Requirement =
Report the number of lines that hold the string "предусмотрено". Leave out any other text.

Dataset entries =
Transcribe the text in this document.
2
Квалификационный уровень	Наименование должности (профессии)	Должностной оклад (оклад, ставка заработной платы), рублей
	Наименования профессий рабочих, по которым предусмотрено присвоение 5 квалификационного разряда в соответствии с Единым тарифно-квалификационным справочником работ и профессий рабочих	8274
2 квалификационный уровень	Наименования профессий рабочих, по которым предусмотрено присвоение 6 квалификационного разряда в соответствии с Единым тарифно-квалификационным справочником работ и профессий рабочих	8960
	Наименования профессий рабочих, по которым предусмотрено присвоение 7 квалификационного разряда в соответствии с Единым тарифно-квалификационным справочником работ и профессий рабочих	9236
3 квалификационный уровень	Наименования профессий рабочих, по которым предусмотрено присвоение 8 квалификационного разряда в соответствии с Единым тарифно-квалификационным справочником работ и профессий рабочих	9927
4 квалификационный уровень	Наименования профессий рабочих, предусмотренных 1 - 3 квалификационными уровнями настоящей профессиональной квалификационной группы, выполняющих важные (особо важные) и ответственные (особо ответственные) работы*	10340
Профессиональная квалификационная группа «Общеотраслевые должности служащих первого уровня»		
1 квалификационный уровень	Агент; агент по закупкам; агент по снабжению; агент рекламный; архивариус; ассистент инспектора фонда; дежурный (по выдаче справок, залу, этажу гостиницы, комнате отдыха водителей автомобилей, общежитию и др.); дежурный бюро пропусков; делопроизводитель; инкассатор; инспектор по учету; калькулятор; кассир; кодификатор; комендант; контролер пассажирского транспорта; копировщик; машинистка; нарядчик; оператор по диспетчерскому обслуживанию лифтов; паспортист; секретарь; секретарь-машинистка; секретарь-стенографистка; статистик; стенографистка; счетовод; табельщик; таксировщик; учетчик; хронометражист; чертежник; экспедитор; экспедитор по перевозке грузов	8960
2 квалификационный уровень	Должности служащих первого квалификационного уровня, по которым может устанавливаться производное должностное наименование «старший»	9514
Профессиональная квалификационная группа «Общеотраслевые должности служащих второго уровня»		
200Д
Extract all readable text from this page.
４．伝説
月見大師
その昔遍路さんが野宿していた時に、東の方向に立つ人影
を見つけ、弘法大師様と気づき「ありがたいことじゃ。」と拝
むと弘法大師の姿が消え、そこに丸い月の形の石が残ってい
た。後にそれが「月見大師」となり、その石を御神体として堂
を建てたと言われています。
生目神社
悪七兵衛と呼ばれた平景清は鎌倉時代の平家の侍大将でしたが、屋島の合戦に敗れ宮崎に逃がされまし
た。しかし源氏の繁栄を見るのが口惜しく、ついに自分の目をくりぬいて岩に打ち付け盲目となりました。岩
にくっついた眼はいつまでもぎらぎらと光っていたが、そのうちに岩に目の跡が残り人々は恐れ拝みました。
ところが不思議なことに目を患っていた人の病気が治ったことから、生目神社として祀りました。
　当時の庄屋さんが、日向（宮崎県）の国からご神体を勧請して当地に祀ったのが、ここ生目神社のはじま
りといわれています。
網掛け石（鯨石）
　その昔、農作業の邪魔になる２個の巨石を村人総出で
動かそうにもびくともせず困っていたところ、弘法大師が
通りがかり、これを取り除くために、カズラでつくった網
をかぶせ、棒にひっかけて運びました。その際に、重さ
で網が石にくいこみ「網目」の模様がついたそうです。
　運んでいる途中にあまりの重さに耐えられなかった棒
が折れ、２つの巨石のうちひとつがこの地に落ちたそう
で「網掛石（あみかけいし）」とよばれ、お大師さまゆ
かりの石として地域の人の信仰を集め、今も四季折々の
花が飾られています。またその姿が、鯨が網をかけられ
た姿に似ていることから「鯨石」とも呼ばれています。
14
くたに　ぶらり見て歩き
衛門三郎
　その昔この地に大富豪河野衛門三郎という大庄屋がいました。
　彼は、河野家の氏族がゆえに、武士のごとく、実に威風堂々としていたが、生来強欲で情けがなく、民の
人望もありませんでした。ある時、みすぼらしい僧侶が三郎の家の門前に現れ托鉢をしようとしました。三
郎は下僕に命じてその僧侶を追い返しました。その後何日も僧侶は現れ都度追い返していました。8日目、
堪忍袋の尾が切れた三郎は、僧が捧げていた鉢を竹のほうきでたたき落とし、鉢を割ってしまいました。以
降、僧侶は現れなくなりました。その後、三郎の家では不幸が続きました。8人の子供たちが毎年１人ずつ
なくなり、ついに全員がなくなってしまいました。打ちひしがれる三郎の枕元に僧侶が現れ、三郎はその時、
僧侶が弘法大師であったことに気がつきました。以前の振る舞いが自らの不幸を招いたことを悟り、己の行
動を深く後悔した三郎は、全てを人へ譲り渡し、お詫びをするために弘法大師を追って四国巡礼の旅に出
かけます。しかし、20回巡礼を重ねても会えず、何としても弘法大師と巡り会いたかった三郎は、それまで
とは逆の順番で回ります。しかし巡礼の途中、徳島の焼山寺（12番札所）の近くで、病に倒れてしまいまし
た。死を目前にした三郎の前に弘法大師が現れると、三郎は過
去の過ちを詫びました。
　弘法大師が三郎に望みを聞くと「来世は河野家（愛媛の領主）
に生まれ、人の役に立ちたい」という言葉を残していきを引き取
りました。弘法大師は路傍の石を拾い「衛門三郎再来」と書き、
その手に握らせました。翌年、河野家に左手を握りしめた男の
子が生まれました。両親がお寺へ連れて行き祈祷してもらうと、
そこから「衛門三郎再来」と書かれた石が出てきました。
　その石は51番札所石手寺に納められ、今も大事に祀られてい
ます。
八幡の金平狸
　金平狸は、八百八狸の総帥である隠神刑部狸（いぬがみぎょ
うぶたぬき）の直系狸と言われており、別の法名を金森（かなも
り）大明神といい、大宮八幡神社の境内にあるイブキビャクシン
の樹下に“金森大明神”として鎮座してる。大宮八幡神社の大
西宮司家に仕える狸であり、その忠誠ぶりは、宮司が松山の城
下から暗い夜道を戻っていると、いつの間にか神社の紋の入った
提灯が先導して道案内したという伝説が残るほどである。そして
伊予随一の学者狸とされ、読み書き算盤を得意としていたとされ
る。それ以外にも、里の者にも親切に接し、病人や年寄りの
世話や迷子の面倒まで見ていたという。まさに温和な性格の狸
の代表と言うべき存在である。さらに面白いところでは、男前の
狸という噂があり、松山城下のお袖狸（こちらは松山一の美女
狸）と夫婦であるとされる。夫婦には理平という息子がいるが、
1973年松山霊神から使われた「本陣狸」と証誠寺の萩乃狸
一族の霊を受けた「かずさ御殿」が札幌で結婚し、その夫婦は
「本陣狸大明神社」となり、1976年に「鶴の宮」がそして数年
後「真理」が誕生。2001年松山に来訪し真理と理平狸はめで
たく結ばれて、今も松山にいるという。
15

Answer for this exercise =
4